Description of the task —
Please print all of the material below, word for word.

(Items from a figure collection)
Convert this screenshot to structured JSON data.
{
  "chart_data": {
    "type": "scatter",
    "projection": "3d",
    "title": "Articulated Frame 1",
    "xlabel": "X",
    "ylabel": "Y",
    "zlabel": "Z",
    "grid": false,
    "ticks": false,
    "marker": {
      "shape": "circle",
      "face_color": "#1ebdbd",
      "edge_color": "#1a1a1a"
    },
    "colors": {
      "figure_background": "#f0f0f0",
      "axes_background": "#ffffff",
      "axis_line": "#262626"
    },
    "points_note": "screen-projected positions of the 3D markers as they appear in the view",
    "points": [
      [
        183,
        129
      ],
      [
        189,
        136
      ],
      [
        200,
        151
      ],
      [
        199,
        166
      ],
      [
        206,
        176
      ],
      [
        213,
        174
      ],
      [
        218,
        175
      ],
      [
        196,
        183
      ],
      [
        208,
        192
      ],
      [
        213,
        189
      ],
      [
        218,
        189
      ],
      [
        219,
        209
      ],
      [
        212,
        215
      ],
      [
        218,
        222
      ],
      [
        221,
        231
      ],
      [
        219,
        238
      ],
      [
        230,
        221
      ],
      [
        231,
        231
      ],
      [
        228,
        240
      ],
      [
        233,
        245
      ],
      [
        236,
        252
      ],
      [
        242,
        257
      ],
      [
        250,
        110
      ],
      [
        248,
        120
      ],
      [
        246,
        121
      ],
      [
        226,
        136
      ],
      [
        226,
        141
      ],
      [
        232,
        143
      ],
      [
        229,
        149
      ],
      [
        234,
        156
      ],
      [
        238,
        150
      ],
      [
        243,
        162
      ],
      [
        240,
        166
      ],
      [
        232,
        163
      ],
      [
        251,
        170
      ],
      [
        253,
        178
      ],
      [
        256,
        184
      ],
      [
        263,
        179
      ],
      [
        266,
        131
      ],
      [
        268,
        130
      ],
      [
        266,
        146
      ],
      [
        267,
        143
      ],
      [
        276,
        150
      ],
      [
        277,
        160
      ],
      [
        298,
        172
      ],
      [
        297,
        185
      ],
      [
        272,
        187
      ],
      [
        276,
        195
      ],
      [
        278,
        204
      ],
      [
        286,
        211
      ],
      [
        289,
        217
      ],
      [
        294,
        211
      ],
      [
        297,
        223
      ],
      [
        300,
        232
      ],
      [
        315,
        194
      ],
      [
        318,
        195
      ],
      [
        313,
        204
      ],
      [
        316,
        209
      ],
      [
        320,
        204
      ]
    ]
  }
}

Response to the exercise —
Convert this screenshot to structured JSON data.
{
  "chart_data": {
    "type": "scatter",
    "projection": "3d",
    "title": "Articulated Frame 1",
    "xlabel": "X",
    "ylabel": "Y",
    "zlabel": "Z",
    "grid": false,
    "ticks": false,
    "marker": {
      "shape": "circle",
      "face_color": "#1ebdbd",
      "edge_color": "#1a1a1a"
    },
    "colors": {
      "figure_background": "#f0f0f0",
      "axes_background": "#ffffff",
      "axis_line": "#262626"
    },
    "points_note": "screen-projected positions of the 3D markers as they appear in the view",
    "points": [
      [
        183,
        129
      ],
      [
        189,
        136
      ],
      [
        200,
        151
      ],
      [
        199,
        166
      ],
      [
        206,
        176
      ],
      [
        213,
        174
      ],
      [
        218,
        175
      ],
      [
        196,
        183
      ],
      [
        208,
        192
      ],
      [
        213,
        189
      ],
      [
        218,
        189
      ],
      [
        219,
        209
      ],
      [
        212,
        215
      ],
      [
        218,
        222
      ],
      [
        221,
        231
      ],
      [
        219,
        238
      ],
      [
        230,
        221
      ],
      [
        231,
        231
      ],
      [
        228,
        240
      ],
      [
        233,
        245
      ],
      [
        236,
        252
      ],
      [
        242,
        257
      ],
      [
        250,
        110
      ],
      [
        248,
        120
      ],
      [
        246,
        121
      ],
      [
        226,
        136
      ],
      [
        226,
        141
      ],
      [
        232,
        143
      ],
      [
        229,
        149
      ],
      [
        234,
        156
      ],
      [
        238,
        150
      ],
      [
        243,
        162
      ],
      [
        240,
        166
      ],
      [
        232,
        163
      ],
      [
        251,
        170
      ],
      [
        253,
        178
      ],
      [
        256,
        184
      ],
      [
        263,
        179
      ],
      [
        266,
        131
      ],
      [
        268,
        130
      ],
      [
        266,
        146
      ],
      [
        267,
        143
      ],
      [
        276,
        150
      ],
      [
        277,
        160
      ],
      [
        298,
        172
      ],
      [
        297,
        185
      ],
      [
        272,
        187
      ],
      [
        276,
        195
      ],
      [
        278,
        204
      ],
      [
        286,
        211
      ],
      [
        289,
        217
      ],
      [
        294,
        211
      ],
      [
        297,
        223
      ],
      [
        300,
        232
      ],
      [
        315,
        194
      ],
      [
        318,
        195
      ],
      [
        313,
        204
      ],
      [
        316,
        209
      ],
      [
        320,
        204
      ]
    ]
  }
}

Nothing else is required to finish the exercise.